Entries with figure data

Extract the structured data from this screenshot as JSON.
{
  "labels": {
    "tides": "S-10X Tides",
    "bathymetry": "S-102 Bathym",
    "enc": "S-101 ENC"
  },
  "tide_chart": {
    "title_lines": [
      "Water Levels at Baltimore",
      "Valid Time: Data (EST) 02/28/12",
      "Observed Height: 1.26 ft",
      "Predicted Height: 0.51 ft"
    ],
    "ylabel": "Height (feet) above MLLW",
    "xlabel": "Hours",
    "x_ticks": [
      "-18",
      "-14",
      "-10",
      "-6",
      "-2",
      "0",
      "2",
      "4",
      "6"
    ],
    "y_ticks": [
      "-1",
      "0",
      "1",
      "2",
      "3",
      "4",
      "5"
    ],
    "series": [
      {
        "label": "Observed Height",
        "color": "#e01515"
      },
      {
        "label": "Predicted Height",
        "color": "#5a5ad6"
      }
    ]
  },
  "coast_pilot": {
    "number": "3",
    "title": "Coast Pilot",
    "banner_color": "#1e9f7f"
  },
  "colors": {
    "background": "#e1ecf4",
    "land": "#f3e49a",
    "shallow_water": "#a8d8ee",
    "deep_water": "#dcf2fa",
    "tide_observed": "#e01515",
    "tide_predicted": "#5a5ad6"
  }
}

# YOUR GOAL
Each line of the material should be duplicated exactly, please.

# FULL ANSWER
Extract the structured data from this screenshot as JSON.
{
  "labels": {
    "tides": "S-10X Tides",
    "bathymetry": "S-102 Bathym",
    "enc": "S-101 ENC"
  },
  "tide_chart": {
    "title_lines": [
      "Water Levels at Baltimore",
      "Valid Time: Data (EST) 02/28/12",
      "Observed Height: 1.26 ft",
      "Predicted Height: 0.51 ft"
    ],
    "ylabel": "Height (feet) above MLLW",
    "xlabel": "Hours",
    "x_ticks": [
      "-18",
      "-14",
      "-10",
      "-6",
      "-2",
      "0",
      "2",
      "4",
      "6"
    ],
    "y_ticks": [
      "-1",
      "0",
      "1",
      "2",
      "3",
      "4",
      "5"
    ],
    "series": [
      {
        "label": "Observed Height",
        "color": "#e01515"
      },
      {
        "label": "Predicted Height",
        "color": "#5a5ad6"
      }
    ]
  },
  "coast_pilot": {
    "number": "3",
    "title": "Coast Pilot",
    "banner_color": "#1e9f7f"
  },
  "colors": {
    "background": "#e1ecf4",
    "land": "#f3e49a",
    "shallow_water": "#a8d8ee",
    "deep_water": "#dcf2fa",
    "tide_observed": "#e01515",
    "tide_predicted": "#5a5ad6"
  }
}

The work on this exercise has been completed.